[Dataset entries]
* * * *

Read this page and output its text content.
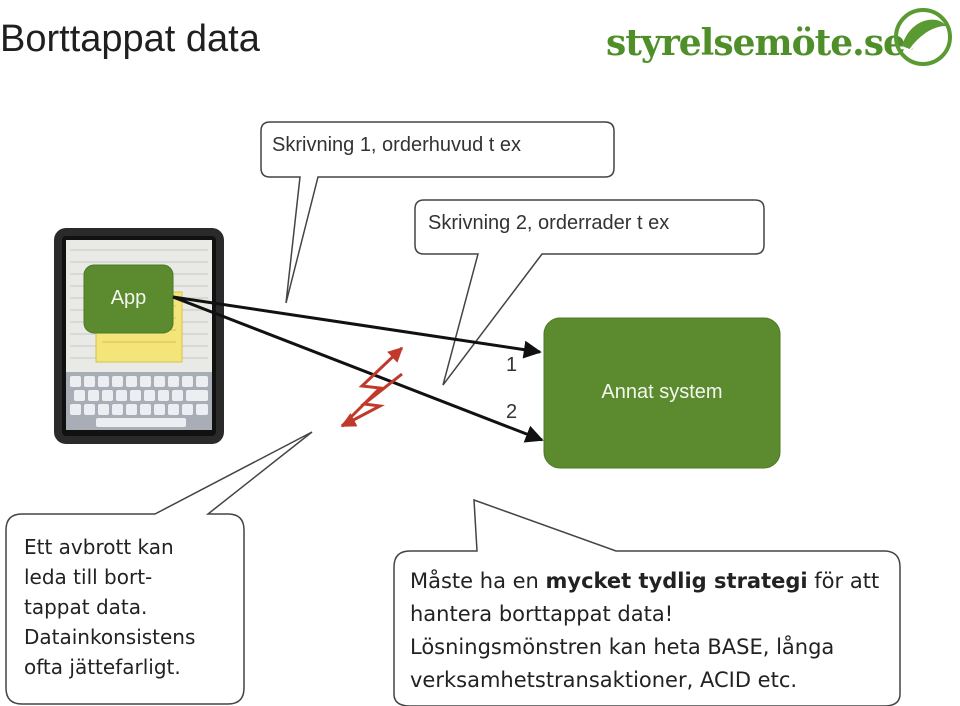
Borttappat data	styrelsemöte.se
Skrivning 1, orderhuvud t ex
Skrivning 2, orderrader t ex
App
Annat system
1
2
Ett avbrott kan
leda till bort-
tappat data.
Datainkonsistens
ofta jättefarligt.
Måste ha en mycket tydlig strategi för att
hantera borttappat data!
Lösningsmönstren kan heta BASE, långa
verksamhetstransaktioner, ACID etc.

* * * *

JOB
Find the word "Skrivning" in the data and show each line that holds it.

RESULT FOR THIS EXERCISE
Skrivning 1, orderhuvud t ex
Skrivning 2, orderrader t ex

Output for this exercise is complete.